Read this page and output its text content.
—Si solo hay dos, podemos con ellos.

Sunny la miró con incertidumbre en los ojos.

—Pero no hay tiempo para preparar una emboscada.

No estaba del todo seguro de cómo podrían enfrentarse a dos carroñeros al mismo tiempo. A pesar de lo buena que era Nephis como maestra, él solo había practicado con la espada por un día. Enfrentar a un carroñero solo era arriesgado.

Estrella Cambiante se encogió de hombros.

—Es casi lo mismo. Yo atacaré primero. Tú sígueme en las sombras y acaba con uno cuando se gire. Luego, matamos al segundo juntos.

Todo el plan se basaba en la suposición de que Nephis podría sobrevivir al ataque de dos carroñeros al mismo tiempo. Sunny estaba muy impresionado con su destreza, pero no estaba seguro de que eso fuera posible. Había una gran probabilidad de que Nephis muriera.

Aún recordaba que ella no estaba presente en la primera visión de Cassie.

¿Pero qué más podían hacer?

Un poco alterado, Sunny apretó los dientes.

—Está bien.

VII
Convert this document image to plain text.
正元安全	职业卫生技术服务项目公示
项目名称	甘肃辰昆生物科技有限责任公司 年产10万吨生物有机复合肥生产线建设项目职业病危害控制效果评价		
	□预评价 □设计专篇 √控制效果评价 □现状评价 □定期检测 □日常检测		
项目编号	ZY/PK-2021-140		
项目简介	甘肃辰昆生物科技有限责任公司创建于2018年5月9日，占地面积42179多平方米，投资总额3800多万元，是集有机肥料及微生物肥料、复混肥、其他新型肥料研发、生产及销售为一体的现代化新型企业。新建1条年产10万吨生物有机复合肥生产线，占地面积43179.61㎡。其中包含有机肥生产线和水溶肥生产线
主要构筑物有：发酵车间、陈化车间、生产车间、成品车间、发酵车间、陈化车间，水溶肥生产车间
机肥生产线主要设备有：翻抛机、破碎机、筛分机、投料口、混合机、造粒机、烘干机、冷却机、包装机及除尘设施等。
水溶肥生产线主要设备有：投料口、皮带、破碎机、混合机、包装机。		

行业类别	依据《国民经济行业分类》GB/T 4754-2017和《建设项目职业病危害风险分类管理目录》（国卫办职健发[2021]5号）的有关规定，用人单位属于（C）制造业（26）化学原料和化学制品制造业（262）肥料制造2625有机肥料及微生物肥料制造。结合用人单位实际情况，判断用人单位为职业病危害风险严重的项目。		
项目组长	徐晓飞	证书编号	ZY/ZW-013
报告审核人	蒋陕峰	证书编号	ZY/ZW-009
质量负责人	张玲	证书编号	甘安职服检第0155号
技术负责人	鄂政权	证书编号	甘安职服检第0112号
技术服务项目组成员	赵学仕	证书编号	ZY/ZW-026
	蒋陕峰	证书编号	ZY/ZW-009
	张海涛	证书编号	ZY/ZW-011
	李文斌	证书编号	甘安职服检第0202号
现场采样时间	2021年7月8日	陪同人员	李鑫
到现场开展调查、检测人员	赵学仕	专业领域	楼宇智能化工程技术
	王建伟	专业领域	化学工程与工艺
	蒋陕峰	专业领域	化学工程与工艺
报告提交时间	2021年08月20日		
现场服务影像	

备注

-- -- --

#### WRITTEN PROBLEM:
Scan the entries above for the word "证书编号" and collect each line holding it.

#### RESPONSE TO THIS EXERCISE:
项目组长	徐晓飞	证书编号	ZY/ZW-013
报告审核人	蒋陕峰	证书编号	ZY/ZW-009
质量负责人	张玲	证书编号	甘安职服检第0155号
技术负责人	鄂政权	证书编号	甘安职服检第0112号
技术服务项目组成员	赵学仕	证书编号	ZY/ZW-026
	蒋陕峰	证书编号	ZY/ZW-009
	张海涛	证书编号	ZY/ZW-011
	李文斌	证书编号	甘安职服检第0202号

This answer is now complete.